## Task goal
Repeat, exactly and completely, the material that follows. Omit the pictures.

(Items from a data source)
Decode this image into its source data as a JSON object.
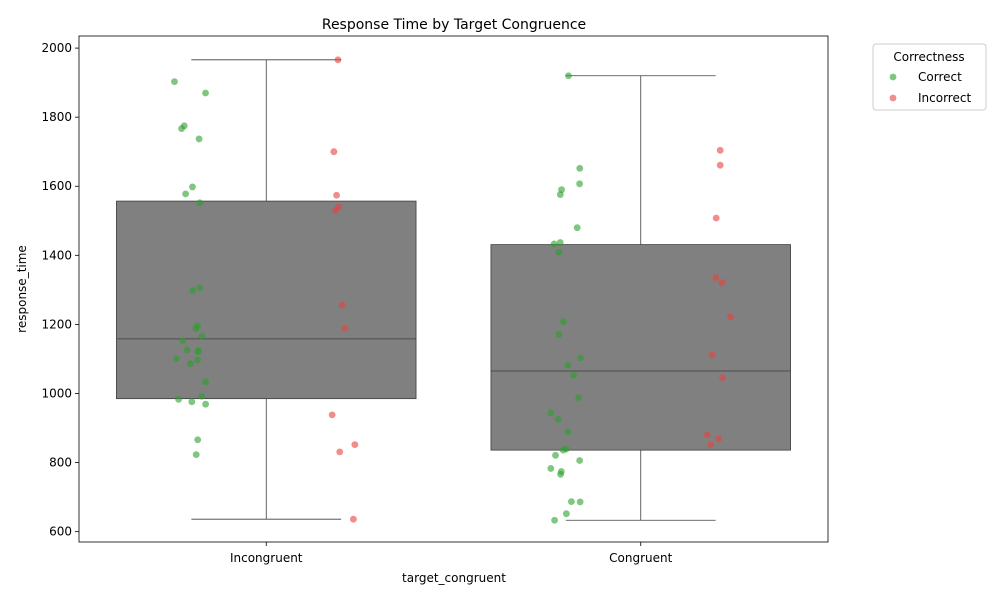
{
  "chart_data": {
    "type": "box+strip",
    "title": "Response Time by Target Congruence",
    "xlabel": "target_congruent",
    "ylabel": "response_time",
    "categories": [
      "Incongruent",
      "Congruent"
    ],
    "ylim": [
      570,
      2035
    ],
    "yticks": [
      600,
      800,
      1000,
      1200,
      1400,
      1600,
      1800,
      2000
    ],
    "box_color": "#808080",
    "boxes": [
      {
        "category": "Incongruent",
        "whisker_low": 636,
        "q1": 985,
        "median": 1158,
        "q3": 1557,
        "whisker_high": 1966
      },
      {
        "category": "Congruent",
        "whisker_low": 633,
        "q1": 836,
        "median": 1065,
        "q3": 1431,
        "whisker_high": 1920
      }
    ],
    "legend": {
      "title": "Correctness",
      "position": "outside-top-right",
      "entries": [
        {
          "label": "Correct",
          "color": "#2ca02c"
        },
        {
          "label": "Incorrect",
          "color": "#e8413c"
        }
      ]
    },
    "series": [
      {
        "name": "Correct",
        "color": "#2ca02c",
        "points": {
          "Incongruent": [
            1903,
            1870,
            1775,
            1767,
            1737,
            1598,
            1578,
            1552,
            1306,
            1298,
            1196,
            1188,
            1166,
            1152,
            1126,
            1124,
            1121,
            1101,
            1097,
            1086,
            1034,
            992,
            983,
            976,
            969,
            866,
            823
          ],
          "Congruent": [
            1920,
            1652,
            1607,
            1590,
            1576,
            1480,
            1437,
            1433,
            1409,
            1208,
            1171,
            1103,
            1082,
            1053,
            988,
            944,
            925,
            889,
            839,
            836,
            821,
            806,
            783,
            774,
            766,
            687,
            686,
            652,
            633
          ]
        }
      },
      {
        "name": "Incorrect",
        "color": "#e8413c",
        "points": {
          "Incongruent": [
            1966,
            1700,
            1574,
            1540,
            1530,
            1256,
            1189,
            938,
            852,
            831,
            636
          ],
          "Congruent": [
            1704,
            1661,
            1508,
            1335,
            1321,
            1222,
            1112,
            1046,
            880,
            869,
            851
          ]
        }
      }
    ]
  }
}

## Written answer
Decode this image into its source data as a JSON object.
{
  "chart_data": {
    "type": "box+strip",
    "title": "Response Time by Target Congruence",
    "xlabel": "target_congruent",
    "ylabel": "response_time",
    "categories": [
      "Incongruent",
      "Congruent"
    ],
    "ylim": [
      570,
      2035
    ],
    "yticks": [
      600,
      800,
      1000,
      1200,
      1400,
      1600,
      1800,
      2000
    ],
    "box_color": "#808080",
    "boxes": [
      {
        "category": "Incongruent",
        "whisker_low": 636,
        "q1": 985,
        "median": 1158,
        "q3": 1557,
        "whisker_high": 1966
      },
      {
        "category": "Congruent",
        "whisker_low": 633,
        "q1": 836,
        "median": 1065,
        "q3": 1431,
        "whisker_high": 1920
      }
    ],
    "legend": {
      "title": "Correctness",
      "position": "outside-top-right",
      "entries": [
        {
          "label": "Correct",
          "color": "#2ca02c"
        },
        {
          "label": "Incorrect",
          "color": "#e8413c"
        }
      ]
    },
    "series": [
      {
        "name": "Correct",
        "color": "#2ca02c",
        "points": {
          "Incongruent": [
            1903,
            1870,
            1775,
            1767,
            1737,
            1598,
            1578,
            1552,
            1306,
            1298,
            1196,
            1188,
            1166,
            1152,
            1126,
            1124,
            1121,
            1101,
            1097,
            1086,
            1034,
            992,
            983,
            976,
            969,
            866,
            823
          ],
          "Congruent": [
            1920,
            1652,
            1607,
            1590,
            1576,
            1480,
            1437,
            1433,
            1409,
            1208,
            1171,
            1103,
            1082,
            1053,
            988,
            944,
            925,
            889,
            839,
            836,
            821,
            806,
            783,
            774,
            766,
            687,
            686,
            652,
            633
          ]
        }
      },
      {
        "name": "Incorrect",
        "color": "#e8413c",
        "points": {
          "Incongruent": [
            1966,
            1700,
            1574,
            1540,
            1530,
            1256,
            1189,
            938,
            852,
            831,
            636
          ],
          "Congruent": [
            1704,
            1661,
            1508,
            1335,
            1321,
            1222,
            1112,
            1046,
            880,
            869,
            851
          ]
        }
      }
    ]
  }
}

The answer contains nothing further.